Task prompt – From the listing below, pull out all lines with "草稿纸和答题卡上的非答题区域均无效" in them.

[Stored records]
--- begin ---
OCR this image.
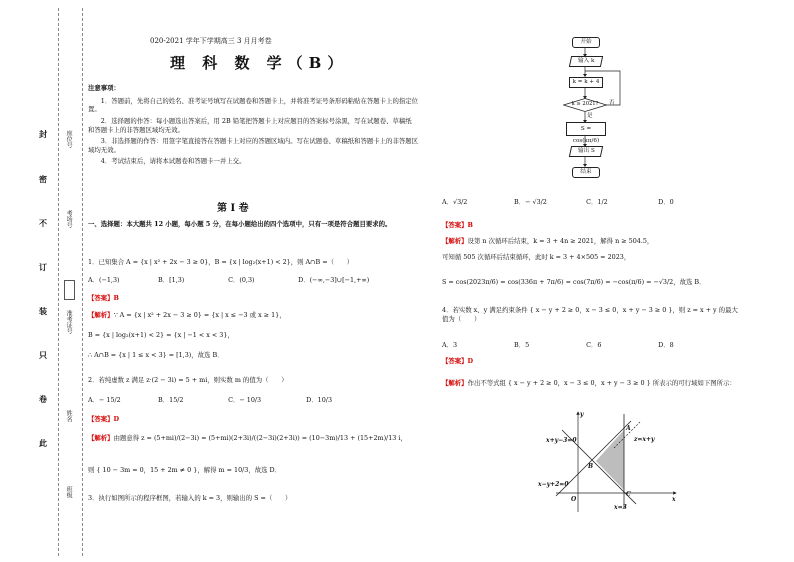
封
密
不
订
装
只
卷
此
座位号
考场号
准考证号
姓名
班级
020-2021 学年下学期高三 3 月月考卷
理 科 数 学（B）
注意事项：
1．答题前，先将自己的姓名、准考证号填写在试题卷和答题卡上，并将准考证号条形码粘贴在答题卡上的指定位置。
2．选择题的作答：每小题选出答案后，用 2B 铅笔把答题卡上对应题目的答案标号涂黑，写在试题卷、草稿纸和答题卡上的非答题区域均无效。
3．非选择题的作答：用签字笔直接答在答题卡上对应的答题区域内。写在试题卷、草稿纸和答题卡上的非答题区域均无效。
4．考试结束后，请将本试题卷和答题卡一并上交。
第 I 卷
一、选择题：本大题共 12 小题，每小题 5 分，在每小题给出的四个选项中，只有一项是符合题目要求的。
1．已知集合 A = {x | x² + 2x − 3 ≥ 0}，B = {x | log₂(x+1) < 2}，则 A∩B =（　　）
A．(−1,3)	B．[1,3)	C．(0,3)	D．(−∞,−3]∪[−1,+∞)
【答案】B
【解析】∵ A = {x | x² + 2x − 3 ≥ 0} = {x | x ≤ −3 或 x ≥ 1}，
B = {x | log₂(x+1) < 2} = {x | −1 < x < 3}，
∴ A∩B = {x | 1 ≤ x < 3} = [1,3)，故选 B．
2．若纯虚数 z 满足 z·(2 − 3i) = 5 + mi，则实数 m 的值为（　　）
A．− 15/2	B．15/2	C．− 10/3	D．10/3
【答案】D
【解析】由题意得 z = (5+mi)/(2−3i) = (5+mi)(2+3i)/((2−3i)(2+3i)) = (10−3m)/13 + (15+2m)/13 i，
则 { 10 − 3m = 0，15 + 2m ≠ 0 }，解得 m = 10/3，故选 D．
3．执行如图所示的程序框图，若输入的 k = 3，则输出的 S =（　　）
开始
输入 k
k = k + 4
k ≥ 2021? 否
是
S = cos(kπ/6)
输出 S
结束
A．√3/2	B．− √3/2	C．1/2	D．0
【答案】B
【解析】设第 n 次循环后结束，k = 3 + 4n ≥ 2021，解得 n ≥ 504.5，
可知循 505 次循环后结束循环，此时 k = 3 + 4×505 = 2023，
S = cos(2023π/6) = cos(336π + 7π/6) = cos(7π/6) = −cos(π/6) = −√3/2，故选 B．
4．若实数 x、y 满足约束条件 { x − y + 2 ≥ 0，x − 3 ≤ 0，x + y − 3 ≥ 0 }，则 z = x + y 的最大值为（　　）
A．3	B．5	C．6	D．8
【答案】D
【解析】作出不等式组 { x − y + 2 ≥ 0，x − 3 ≤ 0，x + y − 3 ≥ 0 } 所表示的可行域如下图所示：
y
x
O
A
B
C
x+y−3=0
x−y+2=0
x=3
z=x+y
--- end ---
The solution –
2．选择题的作答：每小题选出答案后，用 2B 铅笔把答题卡上对应题目的答案标号涂黑，写在试题卷、草稿纸和答题卡上的非答题区域均无效。
3．非选择题的作答：用签字笔直接答在答题卡上对应的答题区域内。写在试题卷、草稿纸和答题卡上的非答题区域均无效。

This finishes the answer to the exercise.